▸ Material for this task:
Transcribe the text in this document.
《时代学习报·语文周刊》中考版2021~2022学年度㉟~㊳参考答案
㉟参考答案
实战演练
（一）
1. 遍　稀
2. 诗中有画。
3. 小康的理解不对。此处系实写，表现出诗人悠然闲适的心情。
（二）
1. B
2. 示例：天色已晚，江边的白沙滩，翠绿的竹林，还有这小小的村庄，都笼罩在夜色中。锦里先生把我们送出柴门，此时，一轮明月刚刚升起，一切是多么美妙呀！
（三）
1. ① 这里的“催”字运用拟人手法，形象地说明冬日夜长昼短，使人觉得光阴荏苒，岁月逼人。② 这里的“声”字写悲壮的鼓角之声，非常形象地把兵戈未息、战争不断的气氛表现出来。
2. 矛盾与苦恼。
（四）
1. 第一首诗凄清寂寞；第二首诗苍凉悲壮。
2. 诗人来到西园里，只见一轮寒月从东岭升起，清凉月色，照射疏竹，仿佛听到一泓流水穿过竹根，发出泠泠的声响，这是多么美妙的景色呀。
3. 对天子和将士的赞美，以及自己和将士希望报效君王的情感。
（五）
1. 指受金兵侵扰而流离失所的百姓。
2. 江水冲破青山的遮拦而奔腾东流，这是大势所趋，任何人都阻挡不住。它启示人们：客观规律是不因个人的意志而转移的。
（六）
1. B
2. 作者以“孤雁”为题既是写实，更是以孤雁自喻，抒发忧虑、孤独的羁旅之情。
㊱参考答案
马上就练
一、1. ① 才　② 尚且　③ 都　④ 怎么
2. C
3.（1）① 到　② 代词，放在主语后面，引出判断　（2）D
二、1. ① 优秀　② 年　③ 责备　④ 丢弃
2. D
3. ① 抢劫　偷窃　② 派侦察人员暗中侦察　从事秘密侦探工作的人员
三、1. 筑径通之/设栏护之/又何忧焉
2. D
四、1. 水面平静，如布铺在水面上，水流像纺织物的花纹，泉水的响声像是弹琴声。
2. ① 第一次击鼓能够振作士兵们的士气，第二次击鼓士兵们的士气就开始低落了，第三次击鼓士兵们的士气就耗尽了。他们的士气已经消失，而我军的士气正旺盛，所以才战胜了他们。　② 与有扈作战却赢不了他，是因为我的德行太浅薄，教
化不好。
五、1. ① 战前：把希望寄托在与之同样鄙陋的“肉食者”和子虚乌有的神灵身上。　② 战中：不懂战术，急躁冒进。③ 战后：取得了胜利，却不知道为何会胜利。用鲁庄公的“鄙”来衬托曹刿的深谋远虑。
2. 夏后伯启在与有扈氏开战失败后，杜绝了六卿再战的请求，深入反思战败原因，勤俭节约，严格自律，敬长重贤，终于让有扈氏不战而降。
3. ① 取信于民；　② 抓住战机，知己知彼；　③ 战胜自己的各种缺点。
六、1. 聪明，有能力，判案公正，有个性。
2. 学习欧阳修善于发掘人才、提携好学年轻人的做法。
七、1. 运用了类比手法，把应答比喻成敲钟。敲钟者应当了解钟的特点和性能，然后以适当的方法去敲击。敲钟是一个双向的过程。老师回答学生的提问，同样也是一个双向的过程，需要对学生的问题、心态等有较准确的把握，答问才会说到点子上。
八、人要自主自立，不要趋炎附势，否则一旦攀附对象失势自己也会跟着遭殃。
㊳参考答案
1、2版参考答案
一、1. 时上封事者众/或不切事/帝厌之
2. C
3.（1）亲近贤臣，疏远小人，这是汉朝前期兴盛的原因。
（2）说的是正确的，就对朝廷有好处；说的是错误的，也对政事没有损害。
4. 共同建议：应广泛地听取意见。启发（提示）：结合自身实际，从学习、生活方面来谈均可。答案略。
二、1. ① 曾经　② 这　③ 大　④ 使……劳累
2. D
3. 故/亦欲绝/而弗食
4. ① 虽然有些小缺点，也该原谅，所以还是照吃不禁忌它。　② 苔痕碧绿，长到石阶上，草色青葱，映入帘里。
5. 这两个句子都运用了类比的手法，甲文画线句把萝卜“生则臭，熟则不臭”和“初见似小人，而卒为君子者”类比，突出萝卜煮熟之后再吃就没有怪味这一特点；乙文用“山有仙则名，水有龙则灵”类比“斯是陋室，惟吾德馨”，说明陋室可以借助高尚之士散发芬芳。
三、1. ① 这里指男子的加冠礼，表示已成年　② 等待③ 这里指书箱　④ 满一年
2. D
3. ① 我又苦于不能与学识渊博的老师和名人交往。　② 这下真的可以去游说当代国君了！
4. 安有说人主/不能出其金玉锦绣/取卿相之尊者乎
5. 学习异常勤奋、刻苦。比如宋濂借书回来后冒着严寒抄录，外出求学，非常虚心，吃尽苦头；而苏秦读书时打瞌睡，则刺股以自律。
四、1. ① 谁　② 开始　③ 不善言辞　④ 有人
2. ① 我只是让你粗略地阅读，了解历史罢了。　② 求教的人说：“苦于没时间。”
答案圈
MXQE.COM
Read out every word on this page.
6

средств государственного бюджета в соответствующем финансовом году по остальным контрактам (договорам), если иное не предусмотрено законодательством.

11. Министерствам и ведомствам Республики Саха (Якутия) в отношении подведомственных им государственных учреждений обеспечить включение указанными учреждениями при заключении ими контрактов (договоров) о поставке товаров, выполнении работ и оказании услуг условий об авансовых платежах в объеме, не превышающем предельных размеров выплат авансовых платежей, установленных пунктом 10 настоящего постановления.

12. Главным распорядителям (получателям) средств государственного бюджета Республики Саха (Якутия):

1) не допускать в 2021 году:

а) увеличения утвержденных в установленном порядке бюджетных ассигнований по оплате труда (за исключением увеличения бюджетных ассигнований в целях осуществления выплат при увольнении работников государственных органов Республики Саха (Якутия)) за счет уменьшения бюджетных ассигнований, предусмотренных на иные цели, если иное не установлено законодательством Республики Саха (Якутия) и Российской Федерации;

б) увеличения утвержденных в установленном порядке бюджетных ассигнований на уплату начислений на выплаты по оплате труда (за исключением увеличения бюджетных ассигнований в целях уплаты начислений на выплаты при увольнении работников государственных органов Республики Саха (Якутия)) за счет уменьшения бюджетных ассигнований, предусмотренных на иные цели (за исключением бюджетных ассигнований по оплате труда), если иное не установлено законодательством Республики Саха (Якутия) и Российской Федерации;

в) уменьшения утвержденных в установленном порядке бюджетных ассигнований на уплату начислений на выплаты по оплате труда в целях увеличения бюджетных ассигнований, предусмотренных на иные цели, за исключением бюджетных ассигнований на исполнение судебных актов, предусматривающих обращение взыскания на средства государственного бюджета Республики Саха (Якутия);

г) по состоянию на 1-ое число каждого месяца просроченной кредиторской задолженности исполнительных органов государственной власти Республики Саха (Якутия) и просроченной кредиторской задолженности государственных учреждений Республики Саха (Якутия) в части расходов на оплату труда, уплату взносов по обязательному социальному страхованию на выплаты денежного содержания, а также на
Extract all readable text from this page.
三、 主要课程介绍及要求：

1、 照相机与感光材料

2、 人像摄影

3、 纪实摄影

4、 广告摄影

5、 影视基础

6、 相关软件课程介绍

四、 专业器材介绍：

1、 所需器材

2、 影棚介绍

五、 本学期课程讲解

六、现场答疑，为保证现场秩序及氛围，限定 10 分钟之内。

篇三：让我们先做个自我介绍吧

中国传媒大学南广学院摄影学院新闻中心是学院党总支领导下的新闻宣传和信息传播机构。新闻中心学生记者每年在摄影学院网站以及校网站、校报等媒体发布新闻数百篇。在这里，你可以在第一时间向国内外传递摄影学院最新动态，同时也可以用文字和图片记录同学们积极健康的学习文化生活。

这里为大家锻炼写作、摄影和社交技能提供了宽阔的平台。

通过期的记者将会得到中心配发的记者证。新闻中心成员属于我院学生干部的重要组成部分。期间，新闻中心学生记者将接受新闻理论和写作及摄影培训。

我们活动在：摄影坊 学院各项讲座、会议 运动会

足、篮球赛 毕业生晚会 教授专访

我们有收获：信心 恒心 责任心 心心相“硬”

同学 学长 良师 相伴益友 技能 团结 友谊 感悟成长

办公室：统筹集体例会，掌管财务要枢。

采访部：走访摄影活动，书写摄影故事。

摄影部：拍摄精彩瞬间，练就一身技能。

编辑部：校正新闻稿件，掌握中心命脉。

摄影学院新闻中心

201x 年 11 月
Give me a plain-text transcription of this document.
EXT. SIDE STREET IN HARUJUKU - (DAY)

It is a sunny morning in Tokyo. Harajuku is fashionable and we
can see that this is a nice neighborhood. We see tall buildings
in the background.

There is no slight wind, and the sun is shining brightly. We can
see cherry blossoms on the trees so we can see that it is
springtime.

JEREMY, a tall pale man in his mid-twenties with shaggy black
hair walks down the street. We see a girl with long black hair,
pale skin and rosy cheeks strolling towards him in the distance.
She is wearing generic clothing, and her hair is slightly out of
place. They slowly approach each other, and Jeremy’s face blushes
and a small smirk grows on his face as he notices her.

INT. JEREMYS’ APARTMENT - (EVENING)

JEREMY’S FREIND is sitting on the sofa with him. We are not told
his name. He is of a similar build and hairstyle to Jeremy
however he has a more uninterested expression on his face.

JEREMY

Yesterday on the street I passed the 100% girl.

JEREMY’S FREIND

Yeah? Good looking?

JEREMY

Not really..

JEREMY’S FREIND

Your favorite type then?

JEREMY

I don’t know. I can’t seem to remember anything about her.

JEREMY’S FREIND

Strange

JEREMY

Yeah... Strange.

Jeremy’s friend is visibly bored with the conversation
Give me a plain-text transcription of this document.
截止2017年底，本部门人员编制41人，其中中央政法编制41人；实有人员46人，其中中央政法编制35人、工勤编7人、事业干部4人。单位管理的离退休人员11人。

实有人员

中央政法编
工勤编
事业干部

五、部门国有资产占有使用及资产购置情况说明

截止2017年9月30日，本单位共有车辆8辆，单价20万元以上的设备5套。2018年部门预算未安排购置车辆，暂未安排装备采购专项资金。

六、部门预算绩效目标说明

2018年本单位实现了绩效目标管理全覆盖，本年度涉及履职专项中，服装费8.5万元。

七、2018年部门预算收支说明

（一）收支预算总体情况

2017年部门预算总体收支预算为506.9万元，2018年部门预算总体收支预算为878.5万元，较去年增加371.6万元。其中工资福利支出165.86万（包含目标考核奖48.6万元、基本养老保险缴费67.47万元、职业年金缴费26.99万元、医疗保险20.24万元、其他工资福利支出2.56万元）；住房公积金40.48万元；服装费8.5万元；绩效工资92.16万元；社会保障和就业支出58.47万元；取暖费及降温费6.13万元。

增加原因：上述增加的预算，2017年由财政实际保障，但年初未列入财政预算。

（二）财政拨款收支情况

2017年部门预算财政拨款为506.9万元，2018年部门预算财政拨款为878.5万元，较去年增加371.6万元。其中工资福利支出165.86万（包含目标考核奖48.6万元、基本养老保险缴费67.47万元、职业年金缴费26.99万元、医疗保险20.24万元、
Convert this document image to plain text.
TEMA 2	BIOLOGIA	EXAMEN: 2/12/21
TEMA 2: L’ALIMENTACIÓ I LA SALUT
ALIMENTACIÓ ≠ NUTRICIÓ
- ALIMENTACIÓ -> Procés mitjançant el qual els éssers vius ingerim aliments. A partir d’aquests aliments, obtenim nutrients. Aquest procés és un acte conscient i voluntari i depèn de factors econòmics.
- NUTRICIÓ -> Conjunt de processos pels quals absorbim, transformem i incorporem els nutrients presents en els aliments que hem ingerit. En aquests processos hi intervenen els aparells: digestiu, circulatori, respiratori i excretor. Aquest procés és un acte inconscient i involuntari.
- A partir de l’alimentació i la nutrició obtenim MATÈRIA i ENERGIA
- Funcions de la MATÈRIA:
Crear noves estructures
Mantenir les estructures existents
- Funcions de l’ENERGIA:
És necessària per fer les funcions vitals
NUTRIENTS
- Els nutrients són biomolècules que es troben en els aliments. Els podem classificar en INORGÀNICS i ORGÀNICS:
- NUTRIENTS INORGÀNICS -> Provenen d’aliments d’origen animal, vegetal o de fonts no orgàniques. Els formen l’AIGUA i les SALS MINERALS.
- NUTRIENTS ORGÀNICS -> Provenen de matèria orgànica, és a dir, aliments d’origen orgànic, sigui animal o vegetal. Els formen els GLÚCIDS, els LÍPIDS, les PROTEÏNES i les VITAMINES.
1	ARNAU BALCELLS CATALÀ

▸ Problem to work on: List every line above that contains the word "procés".

▸ Task response:
- ALIMENTACIÓ -> Procés mitjançant el qual els éssers vius ingerim aliments. A partir d’aquests aliments, obtenim nutrients. Aquest procés és un acte conscient i voluntari i depèn de factors econòmics.
- NUTRICIÓ -> Conjunt de processos pels quals absorbim, transformem i incorporem els nutrients presents en els aliments que hem ingerit. En aquests processos hi intervenen els aparells: digestiu, circulatori, respiratori i excretor. Aquest procés és un acte inconscient i involuntari.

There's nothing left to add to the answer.